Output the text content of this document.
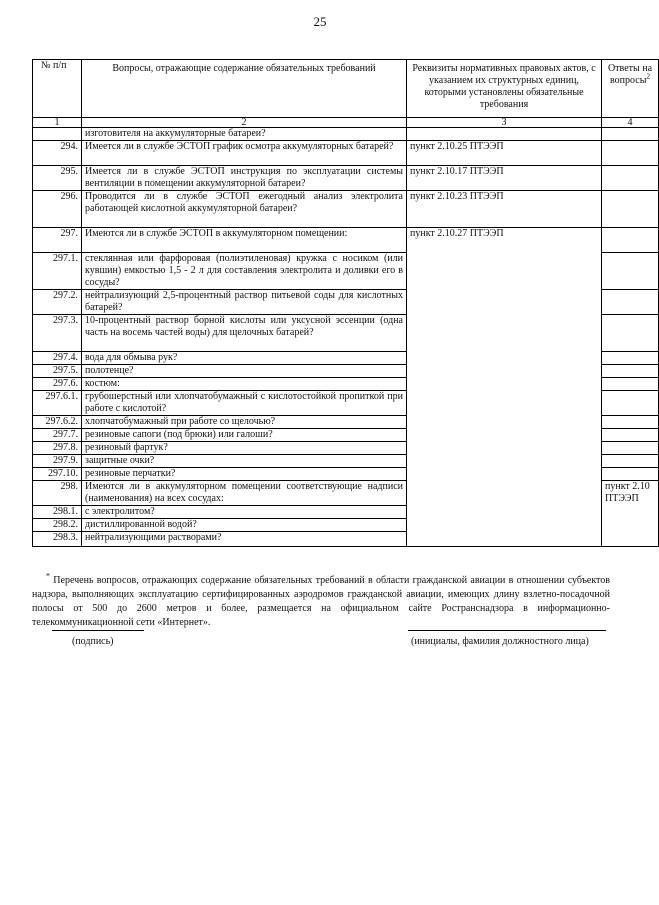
25
№ п/п	Вопросы, отражающие содержание обязательных требований	Реквизиты нормативных правовых актов, с указанием их структурных единиц, которыми установлены обязательные требования	Ответы на вопросы$^2$
1	2	3	4	
	изготовителя на аккумуляторные батареи?			
294.	Имеется ли в службе ЭСТОП график осмотра аккумуляторных батарей?	пункт 2.10.25 ПТЭЭП		
295.	Имеется ли в службе ЭСТОП инструкция по эксплуатации системы вентиляции в помещении аккумуляторной батареи?	пункт 2.10.17 ПТЭЭП		
296.	Проводится ли в службе ЭСТОП ежегодный анализ электролита работающей кислотной аккумуляторной батареи?	пункт 2.10.23 ПТЭЭП		
297.	Имеются ли в службе ЭСТОП в аккумуляторном помещении:	пункт 2.10.27 ПТЭЭП		
297.1.	стеклянная или фарфоровая (полиэтиленовая) кружка с носиком (или кувшин) емкостью 1,5 - 2 л для составления электролита и доливки его в сосуды?			
297.2.	нейтрализующий 2,5-процентный раствор питьевой соды для кислотных батарей?			
297.3.	10-процентный раствор борной кислоты или уксусной эссенции (одна часть на восемь частей воды) для щелочных батарей?			
297.4.	вода для обмыва рук?			
297.5.	полотенце?			
297.6.	костюм:			
297.6.1.	грубошерстный или хлопчатобумажный с кислотостойкой пропиткой при работе с кислотой?			
297.6.2.	хлопчатобумажный при работе со щелочью?			
297.7.	резиновые сапоги (под брюки) или галоши?			
297.8.	резиновый фартук?			
297.9.	защитные очки?			
297.10.	резиновые перчатки?			
298.	Имеются ли в аккумуляторном помещении соответствующие надписи (наименования) на всех сосудах:		пункт 2.10 ПТЭЭП	
298.1.	с электролитом?			
298.2.	дистиллированной водой?			
298.3.	нейтрализующими растворами?			
* Перечень вопросов, отражающих содержание обязательных требований в области гражданской авиации в отношении субъектов надзора, выполняющих эксплуатацию сертифицированных аэродромов гражданской авиации, имеющих длину взлетно-посадочной полосы от 500 до 2600 метров и более, размещается на официальном сайте Ространснадзора в информационно-телекоммуникационной сети «Интернет».
(подпись)	(инициалы, фамилия должностного лица)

·····

Short exercise =
What comes back should match the records exactly, minus any pictures.

Result =
Output the text content of this document.
25
№ п/п	Вопросы, отражающие содержание обязательных требований	Реквизиты нормативных правовых актов, с указанием их структурных единиц, которыми установлены обязательные требования	Ответы на вопросы$^2$
1	2	3	4	
	изготовителя на аккумуляторные батареи?			
294.	Имеется ли в службе ЭСТОП график осмотра аккумуляторных батарей?	пункт 2.10.25 ПТЭЭП		
295.	Имеется ли в службе ЭСТОП инструкция по эксплуатации системы вентиляции в помещении аккумуляторной батареи?	пункт 2.10.17 ПТЭЭП		
296.	Проводится ли в службе ЭСТОП ежегодный анализ электролита работающей кислотной аккумуляторной батареи?	пункт 2.10.23 ПТЭЭП		
297.	Имеются ли в службе ЭСТОП в аккумуляторном помещении:	пункт 2.10.27 ПТЭЭП		
297.1.	стеклянная или фарфоровая (полиэтиленовая) кружка с носиком (или кувшин) емкостью 1,5 - 2 л для составления электролита и доливки его в сосуды?			
297.2.	нейтрализующий 2,5-процентный раствор питьевой соды для кислотных батарей?			
297.3.	10-процентный раствор борной кислоты или уксусной эссенции (одна часть на восемь частей воды) для щелочных батарей?			
297.4.	вода для обмыва рук?			
297.5.	полотенце?			
297.6.	костюм:			
297.6.1.	грубошерстный или хлопчатобумажный с кислотостойкой пропиткой при работе с кислотой?			
297.6.2.	хлопчатобумажный при работе со щелочью?			
297.7.	резиновые сапоги (под брюки) или галоши?			
297.8.	резиновый фартук?			
297.9.	защитные очки?			
297.10.	резиновые перчатки?			
298.	Имеются ли в аккумуляторном помещении соответствующие надписи (наименования) на всех сосудах:		пункт 2.10 ПТЭЭП	
298.1.	с электролитом?			
298.2.	дистиллированной водой?			
298.3.	нейтрализующими растворами?			
* Перечень вопросов, отражающих содержание обязательных требований в области гражданской авиации в отношении субъектов надзора, выполняющих эксплуатацию сертифицированных аэродромов гражданской авиации, имеющих длину взлетно-посадочной полосы от 500 до 2600 метров и более, размещается на официальном сайте Ространснадзора в информационно-телекоммуникационной сети «Интернет».
(подпись)	(инициалы, фамилия должностного лица)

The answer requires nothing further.